What is needed:
Scan the data below for the string "name". Copy every line where it appears.

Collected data
— BEGIN —
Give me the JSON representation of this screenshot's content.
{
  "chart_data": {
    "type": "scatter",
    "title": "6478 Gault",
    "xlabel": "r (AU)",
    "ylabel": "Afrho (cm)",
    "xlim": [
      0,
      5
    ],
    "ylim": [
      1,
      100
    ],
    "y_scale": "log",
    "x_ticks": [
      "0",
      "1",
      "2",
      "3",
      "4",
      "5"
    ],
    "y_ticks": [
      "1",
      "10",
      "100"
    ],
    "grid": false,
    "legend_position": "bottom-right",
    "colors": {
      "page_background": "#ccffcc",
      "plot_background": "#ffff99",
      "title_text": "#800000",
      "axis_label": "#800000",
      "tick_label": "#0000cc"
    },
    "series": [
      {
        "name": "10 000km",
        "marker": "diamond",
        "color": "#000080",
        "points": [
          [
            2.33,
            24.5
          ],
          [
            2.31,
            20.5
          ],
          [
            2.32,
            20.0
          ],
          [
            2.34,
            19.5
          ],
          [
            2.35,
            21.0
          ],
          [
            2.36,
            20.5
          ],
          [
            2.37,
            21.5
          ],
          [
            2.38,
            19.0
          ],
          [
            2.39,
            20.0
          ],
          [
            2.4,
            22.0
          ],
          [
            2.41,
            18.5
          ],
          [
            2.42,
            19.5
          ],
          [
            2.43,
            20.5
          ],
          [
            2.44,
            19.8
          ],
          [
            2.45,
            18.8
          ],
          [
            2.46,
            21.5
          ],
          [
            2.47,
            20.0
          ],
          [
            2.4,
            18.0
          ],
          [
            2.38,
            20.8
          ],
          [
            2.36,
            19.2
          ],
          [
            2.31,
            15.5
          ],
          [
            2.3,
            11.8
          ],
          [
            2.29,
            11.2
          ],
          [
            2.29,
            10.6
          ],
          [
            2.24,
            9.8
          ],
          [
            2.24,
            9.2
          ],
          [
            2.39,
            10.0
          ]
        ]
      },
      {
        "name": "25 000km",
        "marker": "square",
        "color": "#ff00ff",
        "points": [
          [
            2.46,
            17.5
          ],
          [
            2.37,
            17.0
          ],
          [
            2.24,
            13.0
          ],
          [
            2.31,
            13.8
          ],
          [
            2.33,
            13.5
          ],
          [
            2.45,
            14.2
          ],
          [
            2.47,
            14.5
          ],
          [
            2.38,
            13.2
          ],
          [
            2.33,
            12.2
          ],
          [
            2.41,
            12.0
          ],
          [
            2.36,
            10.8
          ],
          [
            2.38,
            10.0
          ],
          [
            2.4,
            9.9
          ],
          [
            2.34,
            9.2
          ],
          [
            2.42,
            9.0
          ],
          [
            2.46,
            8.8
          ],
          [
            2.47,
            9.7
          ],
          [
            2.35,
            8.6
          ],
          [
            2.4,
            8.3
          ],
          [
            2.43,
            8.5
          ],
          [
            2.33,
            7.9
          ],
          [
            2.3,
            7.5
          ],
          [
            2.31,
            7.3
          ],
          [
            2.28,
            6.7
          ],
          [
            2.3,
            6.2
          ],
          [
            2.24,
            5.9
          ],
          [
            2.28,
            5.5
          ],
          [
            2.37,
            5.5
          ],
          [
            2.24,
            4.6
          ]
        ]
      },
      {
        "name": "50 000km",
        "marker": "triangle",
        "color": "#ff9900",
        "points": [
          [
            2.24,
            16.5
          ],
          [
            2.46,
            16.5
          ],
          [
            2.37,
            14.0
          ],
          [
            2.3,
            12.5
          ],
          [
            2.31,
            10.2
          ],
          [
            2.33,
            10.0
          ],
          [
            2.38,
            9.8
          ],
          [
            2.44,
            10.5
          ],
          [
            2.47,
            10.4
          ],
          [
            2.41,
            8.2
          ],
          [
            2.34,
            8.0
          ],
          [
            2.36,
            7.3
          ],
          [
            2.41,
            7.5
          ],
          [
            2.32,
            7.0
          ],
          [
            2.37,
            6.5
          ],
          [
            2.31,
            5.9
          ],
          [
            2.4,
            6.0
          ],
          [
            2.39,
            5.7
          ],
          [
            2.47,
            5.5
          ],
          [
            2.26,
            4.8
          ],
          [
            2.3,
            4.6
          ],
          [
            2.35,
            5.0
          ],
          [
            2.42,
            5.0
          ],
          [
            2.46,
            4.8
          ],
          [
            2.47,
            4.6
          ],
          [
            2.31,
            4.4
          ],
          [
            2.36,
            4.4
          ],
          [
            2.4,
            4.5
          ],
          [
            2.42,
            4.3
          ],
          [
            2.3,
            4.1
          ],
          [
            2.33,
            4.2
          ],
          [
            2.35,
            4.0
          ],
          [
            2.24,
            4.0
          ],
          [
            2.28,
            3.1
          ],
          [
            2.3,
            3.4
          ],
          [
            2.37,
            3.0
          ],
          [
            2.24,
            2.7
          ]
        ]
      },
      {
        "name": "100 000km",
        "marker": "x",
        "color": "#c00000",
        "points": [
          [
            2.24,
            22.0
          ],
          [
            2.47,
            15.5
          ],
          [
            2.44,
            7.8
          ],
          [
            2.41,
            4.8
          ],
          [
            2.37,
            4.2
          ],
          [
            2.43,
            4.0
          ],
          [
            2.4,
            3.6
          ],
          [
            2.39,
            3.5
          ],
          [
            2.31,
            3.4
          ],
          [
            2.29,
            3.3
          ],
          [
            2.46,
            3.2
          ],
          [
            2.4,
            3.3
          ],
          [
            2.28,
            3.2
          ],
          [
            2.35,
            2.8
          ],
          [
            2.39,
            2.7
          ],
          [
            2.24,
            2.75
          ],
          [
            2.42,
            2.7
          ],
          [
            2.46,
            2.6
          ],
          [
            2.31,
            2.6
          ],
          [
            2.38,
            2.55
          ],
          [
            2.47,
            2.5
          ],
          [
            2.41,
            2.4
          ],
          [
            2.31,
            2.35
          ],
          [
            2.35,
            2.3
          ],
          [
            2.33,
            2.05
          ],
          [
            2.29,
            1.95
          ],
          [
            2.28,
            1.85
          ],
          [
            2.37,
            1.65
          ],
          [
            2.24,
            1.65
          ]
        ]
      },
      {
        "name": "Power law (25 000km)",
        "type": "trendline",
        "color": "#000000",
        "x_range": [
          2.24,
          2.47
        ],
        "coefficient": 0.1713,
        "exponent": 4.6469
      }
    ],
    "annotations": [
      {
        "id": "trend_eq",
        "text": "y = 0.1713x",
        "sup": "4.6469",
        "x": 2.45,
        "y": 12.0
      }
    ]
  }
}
— END —
Exercise result:
        "name": "10 000km",
        "name": "25 000km",
        "name": "50 000km",
        "name": "100 000km",
        "name": "Power law (25 000km)",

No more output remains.